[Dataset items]
+++

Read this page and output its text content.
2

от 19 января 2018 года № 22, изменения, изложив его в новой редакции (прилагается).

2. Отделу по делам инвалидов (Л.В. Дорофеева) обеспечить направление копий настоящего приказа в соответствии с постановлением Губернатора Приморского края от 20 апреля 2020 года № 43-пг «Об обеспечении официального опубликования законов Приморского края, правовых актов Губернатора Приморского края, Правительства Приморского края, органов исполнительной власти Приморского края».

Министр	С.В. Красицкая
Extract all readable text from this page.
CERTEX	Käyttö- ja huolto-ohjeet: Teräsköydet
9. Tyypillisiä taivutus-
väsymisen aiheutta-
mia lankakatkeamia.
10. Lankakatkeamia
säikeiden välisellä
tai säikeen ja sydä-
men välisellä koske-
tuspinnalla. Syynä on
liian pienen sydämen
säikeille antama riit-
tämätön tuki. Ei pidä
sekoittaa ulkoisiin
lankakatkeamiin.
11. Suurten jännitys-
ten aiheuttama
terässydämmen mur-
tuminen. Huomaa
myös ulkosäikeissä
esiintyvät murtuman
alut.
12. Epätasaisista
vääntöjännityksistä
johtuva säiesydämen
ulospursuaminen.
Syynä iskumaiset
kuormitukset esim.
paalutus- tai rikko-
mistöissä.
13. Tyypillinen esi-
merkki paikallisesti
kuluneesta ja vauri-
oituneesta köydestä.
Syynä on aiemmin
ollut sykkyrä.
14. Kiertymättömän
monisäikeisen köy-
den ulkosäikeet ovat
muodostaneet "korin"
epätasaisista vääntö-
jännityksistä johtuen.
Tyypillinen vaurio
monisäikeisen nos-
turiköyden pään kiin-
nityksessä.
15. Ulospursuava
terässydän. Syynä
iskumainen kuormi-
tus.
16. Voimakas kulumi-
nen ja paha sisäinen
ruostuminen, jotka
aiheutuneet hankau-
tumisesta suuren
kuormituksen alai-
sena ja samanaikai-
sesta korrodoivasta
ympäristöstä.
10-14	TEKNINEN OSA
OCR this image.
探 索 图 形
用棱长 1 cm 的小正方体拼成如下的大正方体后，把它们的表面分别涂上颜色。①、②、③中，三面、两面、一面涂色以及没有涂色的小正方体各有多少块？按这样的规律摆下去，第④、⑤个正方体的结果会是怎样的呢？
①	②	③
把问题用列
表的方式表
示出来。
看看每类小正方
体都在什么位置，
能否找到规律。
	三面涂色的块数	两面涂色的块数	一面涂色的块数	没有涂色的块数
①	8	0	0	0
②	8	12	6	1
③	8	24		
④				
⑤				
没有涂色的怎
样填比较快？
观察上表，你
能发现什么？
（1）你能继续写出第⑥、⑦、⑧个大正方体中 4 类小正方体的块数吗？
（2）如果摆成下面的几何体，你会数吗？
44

+++

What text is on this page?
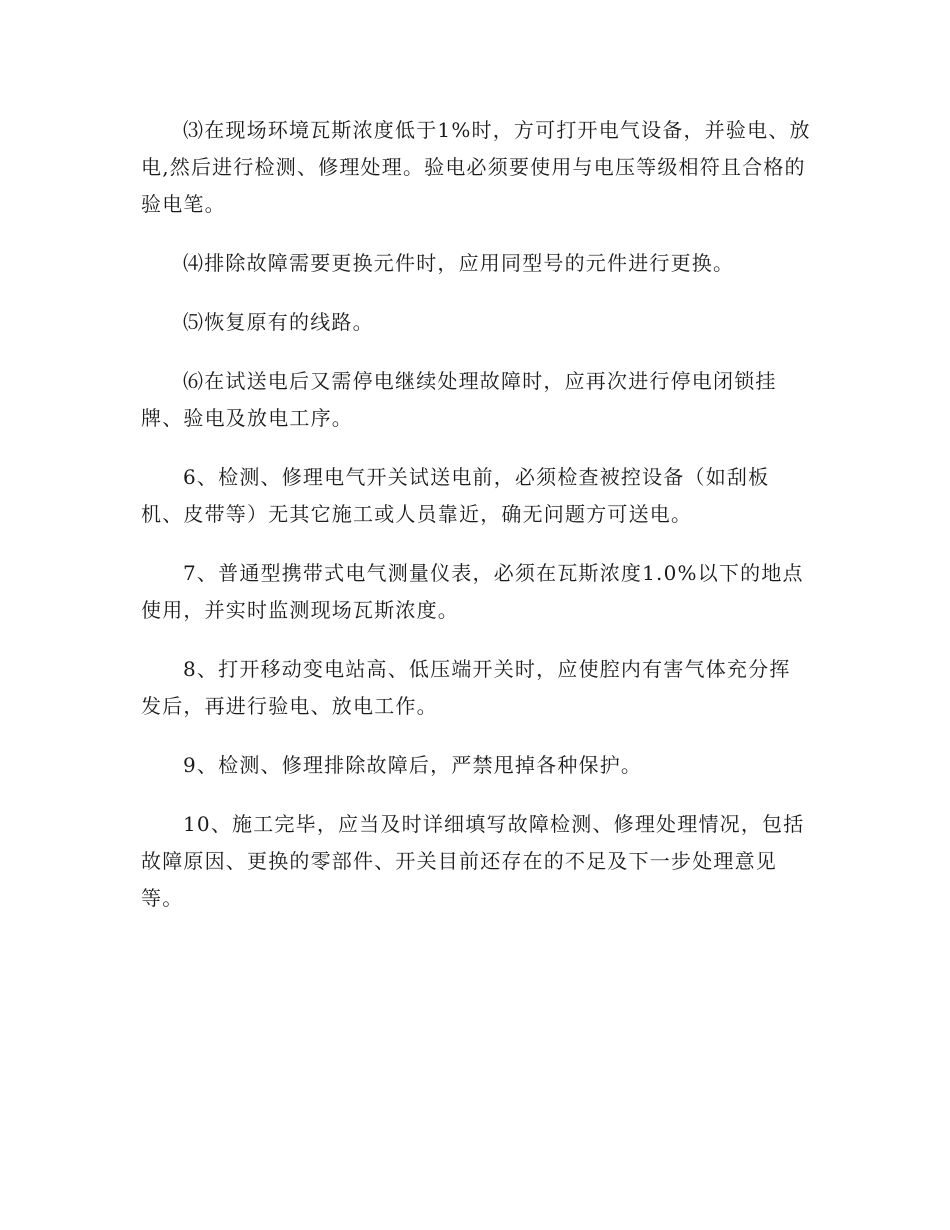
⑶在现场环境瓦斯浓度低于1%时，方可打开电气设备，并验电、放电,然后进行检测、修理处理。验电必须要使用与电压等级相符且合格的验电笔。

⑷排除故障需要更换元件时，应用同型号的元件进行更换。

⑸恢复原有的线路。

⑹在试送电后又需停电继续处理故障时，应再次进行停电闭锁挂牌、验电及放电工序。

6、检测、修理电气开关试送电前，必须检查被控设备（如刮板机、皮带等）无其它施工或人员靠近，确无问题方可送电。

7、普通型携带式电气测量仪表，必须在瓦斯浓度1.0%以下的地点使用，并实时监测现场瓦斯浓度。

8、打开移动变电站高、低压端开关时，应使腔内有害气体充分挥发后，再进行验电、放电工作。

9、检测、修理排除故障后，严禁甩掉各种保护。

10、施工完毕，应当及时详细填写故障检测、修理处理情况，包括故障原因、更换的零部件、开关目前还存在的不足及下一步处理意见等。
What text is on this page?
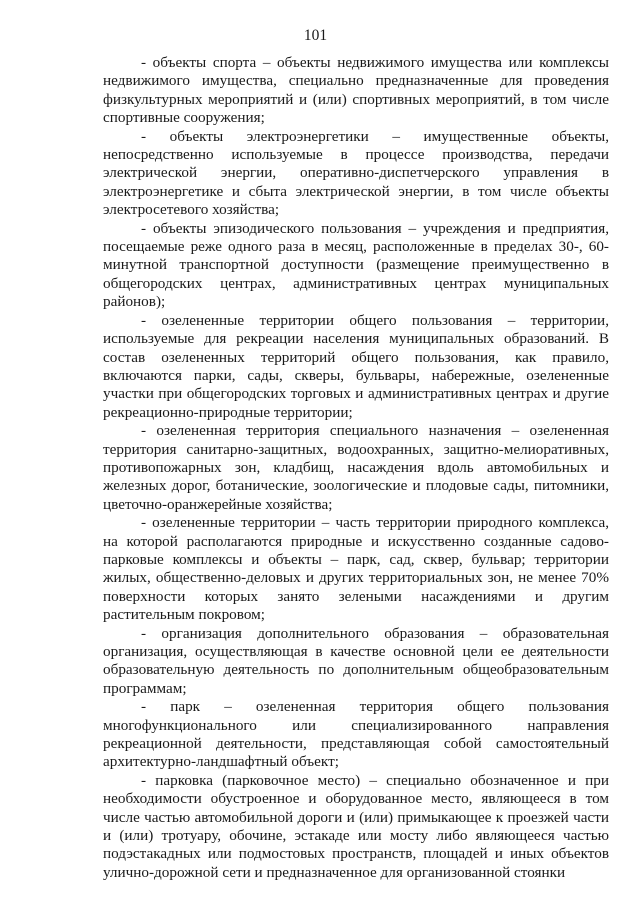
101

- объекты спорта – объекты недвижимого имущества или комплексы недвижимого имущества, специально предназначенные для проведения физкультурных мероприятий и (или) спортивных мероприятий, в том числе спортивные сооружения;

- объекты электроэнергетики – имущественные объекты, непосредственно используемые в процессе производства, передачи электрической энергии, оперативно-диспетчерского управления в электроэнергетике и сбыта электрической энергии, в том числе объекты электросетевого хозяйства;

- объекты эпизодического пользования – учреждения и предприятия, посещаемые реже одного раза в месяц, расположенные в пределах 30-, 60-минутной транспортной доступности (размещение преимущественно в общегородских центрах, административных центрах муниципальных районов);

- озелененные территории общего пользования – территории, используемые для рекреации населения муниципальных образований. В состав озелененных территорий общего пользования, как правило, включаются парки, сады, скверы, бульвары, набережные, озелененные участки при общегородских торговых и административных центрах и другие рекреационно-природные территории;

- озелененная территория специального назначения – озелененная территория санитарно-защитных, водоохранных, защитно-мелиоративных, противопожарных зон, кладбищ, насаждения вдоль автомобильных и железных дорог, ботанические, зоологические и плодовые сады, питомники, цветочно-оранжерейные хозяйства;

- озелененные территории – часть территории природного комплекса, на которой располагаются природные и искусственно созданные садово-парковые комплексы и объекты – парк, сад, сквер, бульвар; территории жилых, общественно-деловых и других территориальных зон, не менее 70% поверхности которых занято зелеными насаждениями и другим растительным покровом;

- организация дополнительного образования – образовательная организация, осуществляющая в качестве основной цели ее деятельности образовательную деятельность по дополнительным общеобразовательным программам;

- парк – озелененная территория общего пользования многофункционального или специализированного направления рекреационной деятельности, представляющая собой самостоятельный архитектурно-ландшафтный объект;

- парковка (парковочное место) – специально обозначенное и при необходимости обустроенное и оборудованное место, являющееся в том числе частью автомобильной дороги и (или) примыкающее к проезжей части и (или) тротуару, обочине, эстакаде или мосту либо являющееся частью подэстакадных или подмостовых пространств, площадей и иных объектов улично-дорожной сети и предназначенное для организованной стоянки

+++

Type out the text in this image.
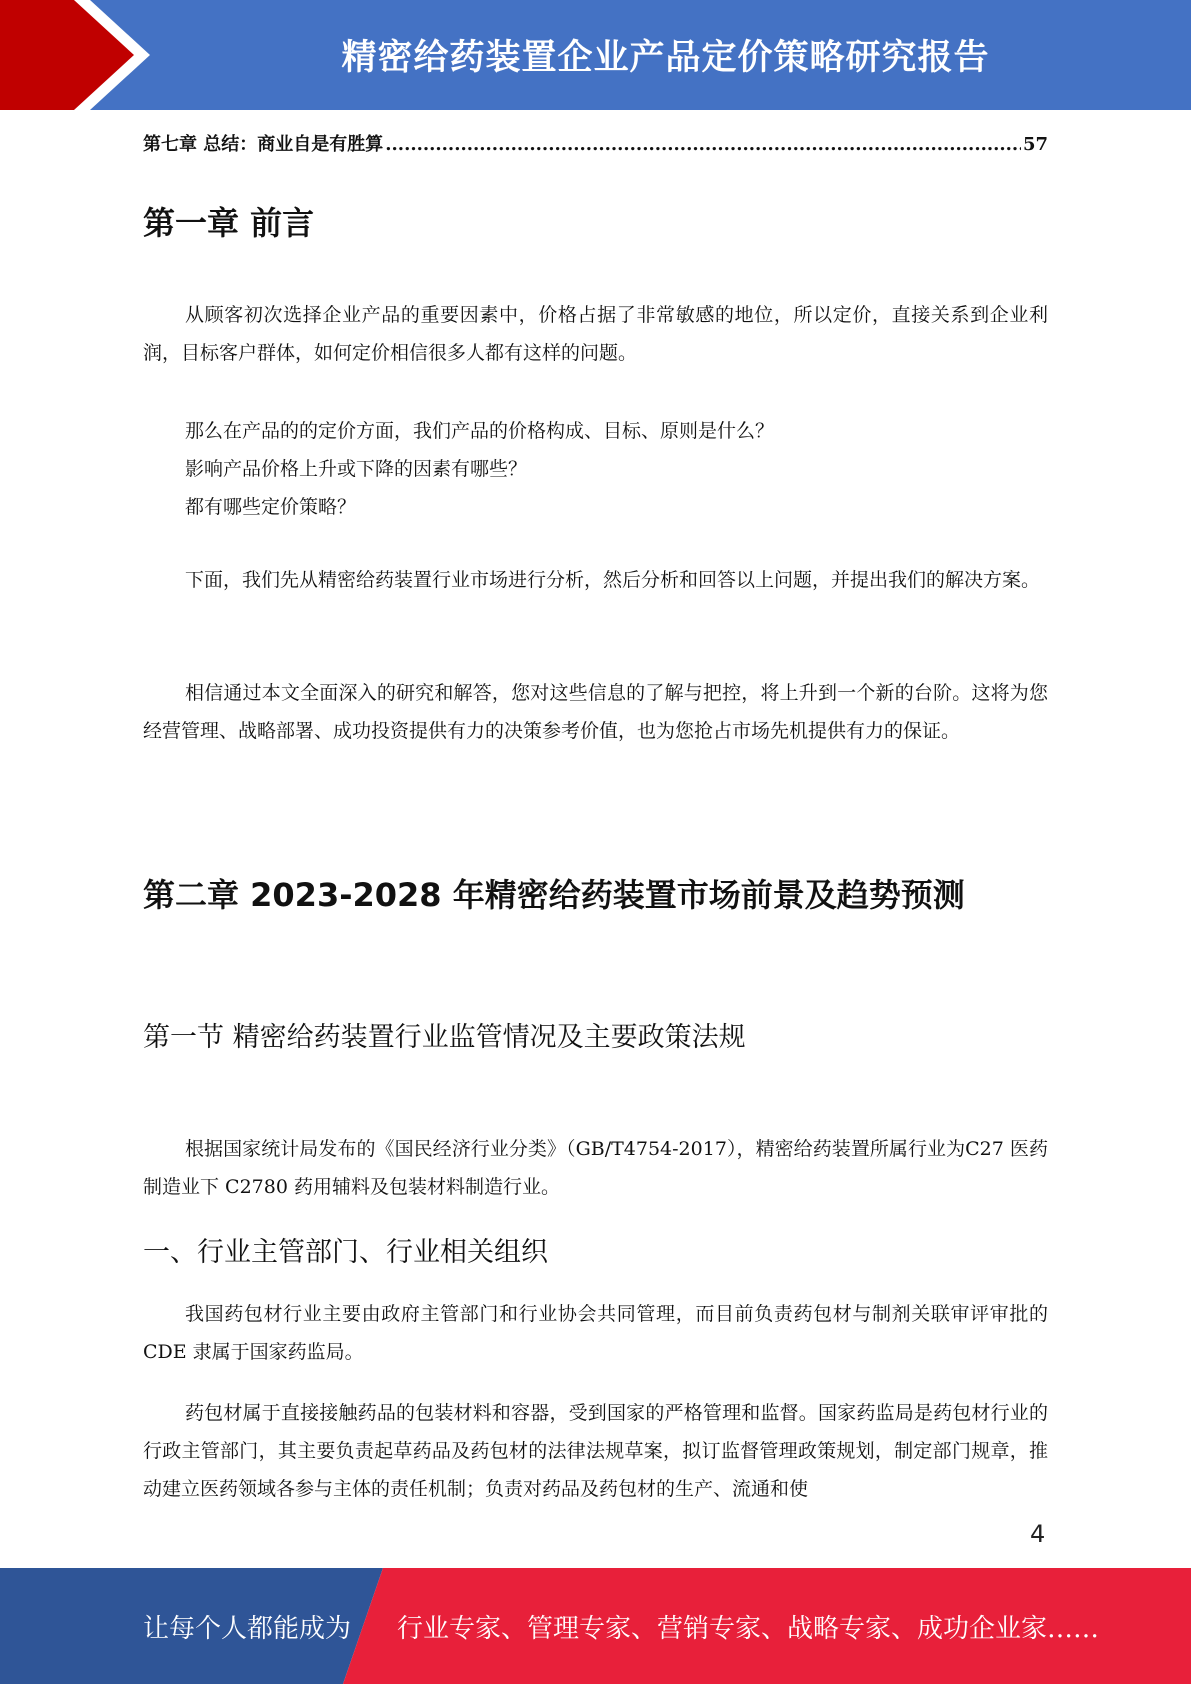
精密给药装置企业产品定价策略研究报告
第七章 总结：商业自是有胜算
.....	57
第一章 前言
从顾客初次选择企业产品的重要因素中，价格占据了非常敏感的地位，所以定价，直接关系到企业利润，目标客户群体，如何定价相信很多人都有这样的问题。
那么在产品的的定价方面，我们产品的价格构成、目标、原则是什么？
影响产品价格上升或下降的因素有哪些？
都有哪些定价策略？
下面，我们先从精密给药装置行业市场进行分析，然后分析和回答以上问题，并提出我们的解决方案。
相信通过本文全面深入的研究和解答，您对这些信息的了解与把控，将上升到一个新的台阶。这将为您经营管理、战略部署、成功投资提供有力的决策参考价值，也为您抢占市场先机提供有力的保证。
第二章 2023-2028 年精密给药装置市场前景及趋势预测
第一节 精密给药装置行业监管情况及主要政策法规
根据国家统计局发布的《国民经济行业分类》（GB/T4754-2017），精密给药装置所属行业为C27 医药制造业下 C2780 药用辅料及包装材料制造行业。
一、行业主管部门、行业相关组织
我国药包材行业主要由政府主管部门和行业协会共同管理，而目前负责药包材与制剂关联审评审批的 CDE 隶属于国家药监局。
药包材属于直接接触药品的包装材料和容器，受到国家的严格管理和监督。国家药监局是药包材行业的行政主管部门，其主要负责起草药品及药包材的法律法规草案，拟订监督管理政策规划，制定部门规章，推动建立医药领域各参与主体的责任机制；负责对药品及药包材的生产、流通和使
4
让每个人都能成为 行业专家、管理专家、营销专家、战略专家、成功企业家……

+++

- YOUR INSTRUCTIONS
Looking at the data above, show all lines where the word "image" occurs.

- FINAL RESULT
OCR this image.
Type out the text in this image.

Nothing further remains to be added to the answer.